TASK OBJECTIVE>
Say how many lines include the word "account". Reply with nothing but the number.

+-------+

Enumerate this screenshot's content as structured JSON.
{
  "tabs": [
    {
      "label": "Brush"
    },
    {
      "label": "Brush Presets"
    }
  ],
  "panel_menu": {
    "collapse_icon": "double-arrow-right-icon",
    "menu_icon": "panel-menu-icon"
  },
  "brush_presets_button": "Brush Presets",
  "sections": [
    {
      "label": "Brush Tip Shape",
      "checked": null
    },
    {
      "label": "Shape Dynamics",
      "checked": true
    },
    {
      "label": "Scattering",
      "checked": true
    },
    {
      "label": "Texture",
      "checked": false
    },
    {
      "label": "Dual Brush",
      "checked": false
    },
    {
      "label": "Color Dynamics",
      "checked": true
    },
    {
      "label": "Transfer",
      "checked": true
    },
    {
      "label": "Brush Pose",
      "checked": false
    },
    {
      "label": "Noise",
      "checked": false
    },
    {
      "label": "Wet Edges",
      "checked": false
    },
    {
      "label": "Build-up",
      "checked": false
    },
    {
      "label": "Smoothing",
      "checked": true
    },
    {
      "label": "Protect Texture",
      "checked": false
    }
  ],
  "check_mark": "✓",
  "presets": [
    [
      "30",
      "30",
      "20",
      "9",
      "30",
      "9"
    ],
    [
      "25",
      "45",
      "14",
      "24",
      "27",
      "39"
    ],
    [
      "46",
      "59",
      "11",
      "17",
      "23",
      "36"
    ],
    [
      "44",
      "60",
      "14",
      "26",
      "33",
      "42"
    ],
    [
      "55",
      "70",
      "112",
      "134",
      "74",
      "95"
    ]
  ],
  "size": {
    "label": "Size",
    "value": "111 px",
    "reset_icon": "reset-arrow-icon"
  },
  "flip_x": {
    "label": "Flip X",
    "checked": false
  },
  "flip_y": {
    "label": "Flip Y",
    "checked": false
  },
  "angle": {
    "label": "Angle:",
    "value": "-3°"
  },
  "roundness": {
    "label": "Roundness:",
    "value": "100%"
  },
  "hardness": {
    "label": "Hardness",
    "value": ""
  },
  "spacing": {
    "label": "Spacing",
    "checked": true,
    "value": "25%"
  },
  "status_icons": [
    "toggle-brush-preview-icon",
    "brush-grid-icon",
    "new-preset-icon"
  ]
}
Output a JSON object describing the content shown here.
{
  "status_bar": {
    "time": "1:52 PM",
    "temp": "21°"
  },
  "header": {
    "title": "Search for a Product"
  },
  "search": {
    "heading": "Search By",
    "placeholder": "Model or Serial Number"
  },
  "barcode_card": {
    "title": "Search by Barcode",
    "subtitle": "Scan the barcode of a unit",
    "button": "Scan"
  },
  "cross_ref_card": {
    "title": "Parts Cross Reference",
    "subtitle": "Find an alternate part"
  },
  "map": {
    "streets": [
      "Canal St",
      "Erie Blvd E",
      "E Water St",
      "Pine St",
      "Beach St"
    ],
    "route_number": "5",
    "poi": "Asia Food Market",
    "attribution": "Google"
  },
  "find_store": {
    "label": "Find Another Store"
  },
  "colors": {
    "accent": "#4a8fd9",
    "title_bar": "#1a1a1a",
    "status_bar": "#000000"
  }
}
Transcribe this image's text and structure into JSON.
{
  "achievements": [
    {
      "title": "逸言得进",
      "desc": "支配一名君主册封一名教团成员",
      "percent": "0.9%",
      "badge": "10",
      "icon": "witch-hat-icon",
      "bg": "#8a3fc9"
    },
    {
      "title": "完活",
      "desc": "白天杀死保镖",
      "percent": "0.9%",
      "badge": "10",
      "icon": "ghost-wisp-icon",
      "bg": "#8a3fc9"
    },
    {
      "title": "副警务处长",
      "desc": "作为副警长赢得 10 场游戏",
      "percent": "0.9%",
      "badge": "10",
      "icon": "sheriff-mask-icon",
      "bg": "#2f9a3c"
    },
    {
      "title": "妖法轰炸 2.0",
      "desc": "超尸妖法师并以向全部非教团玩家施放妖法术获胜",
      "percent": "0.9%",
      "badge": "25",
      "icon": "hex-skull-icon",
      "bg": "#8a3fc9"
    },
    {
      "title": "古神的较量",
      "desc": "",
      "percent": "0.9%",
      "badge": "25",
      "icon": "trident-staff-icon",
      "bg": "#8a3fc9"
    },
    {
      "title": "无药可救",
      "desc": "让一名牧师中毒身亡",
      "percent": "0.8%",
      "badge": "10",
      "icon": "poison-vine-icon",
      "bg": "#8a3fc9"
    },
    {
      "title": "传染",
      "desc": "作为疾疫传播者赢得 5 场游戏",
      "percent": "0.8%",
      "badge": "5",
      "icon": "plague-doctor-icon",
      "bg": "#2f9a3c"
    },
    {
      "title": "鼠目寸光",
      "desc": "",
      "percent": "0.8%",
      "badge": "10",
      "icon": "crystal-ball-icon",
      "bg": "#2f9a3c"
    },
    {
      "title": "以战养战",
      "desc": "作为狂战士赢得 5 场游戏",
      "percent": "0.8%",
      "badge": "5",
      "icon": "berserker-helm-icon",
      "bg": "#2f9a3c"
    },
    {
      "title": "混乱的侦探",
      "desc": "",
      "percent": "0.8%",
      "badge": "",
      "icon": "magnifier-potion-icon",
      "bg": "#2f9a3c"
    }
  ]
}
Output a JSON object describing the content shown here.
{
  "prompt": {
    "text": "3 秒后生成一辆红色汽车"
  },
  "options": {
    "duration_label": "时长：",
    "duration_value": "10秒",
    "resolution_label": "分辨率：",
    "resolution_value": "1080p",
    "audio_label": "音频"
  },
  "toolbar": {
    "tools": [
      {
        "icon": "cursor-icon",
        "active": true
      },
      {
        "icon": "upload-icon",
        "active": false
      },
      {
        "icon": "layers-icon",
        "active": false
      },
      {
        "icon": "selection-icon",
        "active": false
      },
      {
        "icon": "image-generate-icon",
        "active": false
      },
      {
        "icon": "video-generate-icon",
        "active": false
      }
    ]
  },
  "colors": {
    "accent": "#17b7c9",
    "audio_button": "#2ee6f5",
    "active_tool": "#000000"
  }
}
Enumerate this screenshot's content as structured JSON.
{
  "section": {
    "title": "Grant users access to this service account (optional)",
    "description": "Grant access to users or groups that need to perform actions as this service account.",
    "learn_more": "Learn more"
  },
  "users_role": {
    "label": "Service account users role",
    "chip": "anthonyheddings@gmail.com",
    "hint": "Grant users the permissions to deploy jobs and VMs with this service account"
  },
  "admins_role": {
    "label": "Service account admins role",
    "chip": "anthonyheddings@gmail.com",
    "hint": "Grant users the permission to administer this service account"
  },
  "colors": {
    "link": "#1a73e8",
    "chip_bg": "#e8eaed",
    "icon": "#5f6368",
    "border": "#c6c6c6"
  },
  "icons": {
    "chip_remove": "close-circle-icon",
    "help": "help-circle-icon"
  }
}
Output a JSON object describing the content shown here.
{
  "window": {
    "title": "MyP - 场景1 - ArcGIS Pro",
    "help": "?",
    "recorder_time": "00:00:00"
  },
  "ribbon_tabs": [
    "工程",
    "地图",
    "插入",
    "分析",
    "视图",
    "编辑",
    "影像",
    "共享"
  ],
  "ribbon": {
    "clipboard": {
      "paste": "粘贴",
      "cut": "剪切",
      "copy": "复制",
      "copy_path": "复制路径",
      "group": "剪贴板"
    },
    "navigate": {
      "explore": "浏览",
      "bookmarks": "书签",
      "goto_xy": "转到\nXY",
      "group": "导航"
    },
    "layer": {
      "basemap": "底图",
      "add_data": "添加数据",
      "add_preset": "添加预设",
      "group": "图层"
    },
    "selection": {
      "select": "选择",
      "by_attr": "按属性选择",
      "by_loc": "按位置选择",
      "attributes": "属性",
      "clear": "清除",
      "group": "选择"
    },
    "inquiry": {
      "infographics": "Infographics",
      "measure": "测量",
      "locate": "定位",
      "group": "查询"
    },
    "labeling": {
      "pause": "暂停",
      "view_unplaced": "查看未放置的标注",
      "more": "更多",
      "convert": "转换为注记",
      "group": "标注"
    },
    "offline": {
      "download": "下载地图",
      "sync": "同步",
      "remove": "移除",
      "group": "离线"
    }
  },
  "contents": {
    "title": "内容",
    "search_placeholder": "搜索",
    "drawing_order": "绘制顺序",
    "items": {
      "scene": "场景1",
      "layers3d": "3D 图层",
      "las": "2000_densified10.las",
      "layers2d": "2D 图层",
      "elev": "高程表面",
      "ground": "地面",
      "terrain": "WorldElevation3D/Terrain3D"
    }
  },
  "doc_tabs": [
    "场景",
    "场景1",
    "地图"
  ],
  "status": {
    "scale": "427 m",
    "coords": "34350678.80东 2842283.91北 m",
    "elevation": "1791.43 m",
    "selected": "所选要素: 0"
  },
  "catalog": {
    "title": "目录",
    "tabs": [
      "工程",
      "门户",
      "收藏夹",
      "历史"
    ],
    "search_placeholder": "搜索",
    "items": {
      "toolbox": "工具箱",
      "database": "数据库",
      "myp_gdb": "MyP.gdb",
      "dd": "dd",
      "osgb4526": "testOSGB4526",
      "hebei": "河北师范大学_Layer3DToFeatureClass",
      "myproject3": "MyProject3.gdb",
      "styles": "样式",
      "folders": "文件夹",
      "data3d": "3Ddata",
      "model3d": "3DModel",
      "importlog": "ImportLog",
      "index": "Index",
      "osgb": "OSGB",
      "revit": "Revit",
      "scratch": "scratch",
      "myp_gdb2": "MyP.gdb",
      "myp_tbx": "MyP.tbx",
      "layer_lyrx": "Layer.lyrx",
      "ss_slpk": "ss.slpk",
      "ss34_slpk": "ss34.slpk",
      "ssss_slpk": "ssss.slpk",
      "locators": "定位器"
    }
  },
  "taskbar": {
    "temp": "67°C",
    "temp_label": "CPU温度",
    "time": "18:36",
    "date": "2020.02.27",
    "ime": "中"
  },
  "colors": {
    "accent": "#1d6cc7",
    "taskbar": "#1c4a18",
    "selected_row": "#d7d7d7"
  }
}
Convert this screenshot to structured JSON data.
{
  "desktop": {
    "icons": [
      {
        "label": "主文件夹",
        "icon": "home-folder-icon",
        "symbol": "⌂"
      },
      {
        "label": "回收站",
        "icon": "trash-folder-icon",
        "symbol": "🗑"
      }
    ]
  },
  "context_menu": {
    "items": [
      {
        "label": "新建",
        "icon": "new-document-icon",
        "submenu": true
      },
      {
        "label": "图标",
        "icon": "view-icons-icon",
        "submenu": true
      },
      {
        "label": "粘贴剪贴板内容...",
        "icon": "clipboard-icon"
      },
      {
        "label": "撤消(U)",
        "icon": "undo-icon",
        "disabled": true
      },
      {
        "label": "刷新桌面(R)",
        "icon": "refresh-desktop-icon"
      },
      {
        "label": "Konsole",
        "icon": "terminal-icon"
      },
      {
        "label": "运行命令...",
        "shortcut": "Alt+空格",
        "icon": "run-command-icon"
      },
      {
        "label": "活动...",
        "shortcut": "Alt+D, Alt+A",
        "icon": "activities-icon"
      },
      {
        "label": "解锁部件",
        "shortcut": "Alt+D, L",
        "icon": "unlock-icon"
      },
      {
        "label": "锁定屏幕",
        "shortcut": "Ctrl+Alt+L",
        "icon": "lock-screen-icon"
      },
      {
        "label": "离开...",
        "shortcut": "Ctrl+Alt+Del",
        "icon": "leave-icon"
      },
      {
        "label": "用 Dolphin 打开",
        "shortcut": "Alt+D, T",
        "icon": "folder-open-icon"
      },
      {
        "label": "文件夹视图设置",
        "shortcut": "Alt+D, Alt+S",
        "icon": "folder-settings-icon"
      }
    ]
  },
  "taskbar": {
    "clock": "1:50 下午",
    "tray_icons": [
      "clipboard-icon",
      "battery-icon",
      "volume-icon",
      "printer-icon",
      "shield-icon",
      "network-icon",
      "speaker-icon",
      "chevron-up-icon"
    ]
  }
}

+-------+

COMPLETE OUTPUT>
6